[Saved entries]

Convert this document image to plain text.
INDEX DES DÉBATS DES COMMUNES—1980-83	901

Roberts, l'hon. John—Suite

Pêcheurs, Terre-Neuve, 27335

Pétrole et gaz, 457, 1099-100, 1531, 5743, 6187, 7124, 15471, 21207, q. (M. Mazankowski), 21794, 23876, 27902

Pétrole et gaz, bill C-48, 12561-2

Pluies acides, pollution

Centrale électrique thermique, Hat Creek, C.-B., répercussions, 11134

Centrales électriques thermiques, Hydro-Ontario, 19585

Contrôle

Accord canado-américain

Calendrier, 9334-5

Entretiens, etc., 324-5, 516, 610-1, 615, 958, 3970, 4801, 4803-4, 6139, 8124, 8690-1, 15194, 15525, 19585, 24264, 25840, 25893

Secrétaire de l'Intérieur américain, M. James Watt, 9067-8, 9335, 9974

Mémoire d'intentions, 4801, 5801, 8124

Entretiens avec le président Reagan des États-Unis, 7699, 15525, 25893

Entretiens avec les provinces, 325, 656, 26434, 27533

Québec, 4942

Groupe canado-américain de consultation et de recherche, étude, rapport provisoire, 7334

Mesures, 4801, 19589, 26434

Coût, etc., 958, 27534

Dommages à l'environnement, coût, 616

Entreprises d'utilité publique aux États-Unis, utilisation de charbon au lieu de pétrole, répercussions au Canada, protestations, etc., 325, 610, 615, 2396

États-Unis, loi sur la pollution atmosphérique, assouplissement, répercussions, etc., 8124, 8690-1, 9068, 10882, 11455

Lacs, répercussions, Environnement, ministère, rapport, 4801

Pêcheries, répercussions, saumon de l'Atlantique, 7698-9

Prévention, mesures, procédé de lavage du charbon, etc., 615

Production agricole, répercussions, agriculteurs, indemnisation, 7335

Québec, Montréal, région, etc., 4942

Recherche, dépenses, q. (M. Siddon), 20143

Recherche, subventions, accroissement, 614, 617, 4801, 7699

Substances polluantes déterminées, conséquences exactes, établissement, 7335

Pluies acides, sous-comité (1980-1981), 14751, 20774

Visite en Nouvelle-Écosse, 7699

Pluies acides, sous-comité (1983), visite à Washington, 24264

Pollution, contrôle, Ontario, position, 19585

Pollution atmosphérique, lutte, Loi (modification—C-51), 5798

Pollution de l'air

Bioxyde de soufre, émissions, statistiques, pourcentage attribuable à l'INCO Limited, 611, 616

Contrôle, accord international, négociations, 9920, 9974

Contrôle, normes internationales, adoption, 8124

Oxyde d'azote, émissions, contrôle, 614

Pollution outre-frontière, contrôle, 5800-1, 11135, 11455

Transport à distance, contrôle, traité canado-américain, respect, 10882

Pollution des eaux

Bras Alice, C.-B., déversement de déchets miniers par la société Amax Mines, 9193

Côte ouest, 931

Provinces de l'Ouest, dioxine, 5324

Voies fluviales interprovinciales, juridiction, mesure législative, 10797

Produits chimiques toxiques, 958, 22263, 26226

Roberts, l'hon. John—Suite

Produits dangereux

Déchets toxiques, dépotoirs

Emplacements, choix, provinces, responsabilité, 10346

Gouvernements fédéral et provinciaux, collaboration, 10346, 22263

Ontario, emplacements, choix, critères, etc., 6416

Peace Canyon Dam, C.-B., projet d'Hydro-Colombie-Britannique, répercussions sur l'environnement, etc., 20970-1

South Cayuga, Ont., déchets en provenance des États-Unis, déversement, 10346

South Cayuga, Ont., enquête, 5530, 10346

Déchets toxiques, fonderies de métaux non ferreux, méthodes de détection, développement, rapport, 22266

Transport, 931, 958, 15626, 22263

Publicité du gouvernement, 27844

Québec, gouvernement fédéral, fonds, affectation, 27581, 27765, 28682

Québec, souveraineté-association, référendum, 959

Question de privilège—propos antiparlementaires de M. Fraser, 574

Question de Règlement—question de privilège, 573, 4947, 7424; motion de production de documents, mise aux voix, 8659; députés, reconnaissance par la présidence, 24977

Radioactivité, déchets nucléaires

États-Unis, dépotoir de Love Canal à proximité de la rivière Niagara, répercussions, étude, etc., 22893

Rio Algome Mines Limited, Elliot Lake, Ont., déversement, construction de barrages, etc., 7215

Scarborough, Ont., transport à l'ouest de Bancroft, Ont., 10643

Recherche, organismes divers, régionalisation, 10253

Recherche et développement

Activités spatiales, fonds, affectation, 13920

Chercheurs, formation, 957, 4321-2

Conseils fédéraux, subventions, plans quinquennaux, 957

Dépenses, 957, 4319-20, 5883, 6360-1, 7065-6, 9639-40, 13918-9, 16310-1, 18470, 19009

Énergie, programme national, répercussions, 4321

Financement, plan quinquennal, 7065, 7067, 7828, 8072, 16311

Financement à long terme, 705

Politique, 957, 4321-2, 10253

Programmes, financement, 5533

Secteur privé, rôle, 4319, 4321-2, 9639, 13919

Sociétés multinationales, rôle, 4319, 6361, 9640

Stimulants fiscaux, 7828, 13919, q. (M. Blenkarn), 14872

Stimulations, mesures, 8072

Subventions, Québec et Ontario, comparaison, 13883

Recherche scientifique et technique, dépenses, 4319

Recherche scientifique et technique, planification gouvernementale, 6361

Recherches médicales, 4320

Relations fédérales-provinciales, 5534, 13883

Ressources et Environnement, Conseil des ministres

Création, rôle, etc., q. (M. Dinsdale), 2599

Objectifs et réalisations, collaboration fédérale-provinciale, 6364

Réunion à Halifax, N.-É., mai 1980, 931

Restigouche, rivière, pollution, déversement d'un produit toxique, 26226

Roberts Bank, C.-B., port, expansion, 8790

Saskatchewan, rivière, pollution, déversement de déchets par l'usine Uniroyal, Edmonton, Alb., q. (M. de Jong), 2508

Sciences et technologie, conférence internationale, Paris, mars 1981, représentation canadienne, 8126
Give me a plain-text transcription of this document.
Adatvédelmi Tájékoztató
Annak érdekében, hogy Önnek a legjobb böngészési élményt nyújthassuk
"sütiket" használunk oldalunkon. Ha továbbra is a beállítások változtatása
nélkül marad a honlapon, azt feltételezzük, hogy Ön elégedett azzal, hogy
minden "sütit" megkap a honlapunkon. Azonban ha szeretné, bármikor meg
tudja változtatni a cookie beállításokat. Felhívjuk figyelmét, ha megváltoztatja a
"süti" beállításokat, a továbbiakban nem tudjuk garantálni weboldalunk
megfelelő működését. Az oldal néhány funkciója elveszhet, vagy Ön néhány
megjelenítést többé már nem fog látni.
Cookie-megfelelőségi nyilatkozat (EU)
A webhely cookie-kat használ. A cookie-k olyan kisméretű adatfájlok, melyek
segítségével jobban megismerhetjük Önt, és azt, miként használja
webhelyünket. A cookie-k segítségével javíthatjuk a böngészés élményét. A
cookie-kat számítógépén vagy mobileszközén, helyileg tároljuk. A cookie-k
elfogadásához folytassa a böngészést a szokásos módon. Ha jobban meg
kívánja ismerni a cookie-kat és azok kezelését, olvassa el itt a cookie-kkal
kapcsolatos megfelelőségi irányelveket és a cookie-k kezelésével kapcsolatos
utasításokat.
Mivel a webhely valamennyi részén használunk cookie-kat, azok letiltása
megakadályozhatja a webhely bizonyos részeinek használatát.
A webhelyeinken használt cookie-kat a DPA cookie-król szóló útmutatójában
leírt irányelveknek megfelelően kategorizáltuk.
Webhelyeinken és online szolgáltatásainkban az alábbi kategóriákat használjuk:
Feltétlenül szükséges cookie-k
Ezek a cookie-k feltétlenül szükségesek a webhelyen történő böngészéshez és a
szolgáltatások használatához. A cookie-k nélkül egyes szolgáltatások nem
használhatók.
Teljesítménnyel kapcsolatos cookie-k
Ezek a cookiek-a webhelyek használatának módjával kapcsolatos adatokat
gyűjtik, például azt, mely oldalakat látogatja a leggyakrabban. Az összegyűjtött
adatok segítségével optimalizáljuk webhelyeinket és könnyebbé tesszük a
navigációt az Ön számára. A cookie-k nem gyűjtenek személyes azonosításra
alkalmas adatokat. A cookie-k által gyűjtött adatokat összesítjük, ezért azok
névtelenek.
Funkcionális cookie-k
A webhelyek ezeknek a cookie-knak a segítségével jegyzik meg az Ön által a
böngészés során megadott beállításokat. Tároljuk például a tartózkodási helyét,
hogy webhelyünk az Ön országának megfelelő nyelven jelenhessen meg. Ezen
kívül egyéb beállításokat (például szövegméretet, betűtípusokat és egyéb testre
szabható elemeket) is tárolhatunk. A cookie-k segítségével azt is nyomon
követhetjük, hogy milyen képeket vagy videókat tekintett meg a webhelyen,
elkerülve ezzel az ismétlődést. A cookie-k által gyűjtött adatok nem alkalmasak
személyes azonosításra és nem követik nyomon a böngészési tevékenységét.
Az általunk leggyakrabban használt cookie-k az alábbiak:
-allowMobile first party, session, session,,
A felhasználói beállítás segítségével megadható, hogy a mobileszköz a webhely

WHAT THIS TASK INVOLVES
Search the data for "toxiques" and list every line in which it occurs.

FINAL RESULT
Produits chimiques toxiques, 958, 22263, 26226
Déchets toxiques, dépotoirs
Déchets toxiques, fonderies de métaux non ferreux, méthodes de détection, développement, rapport, 22266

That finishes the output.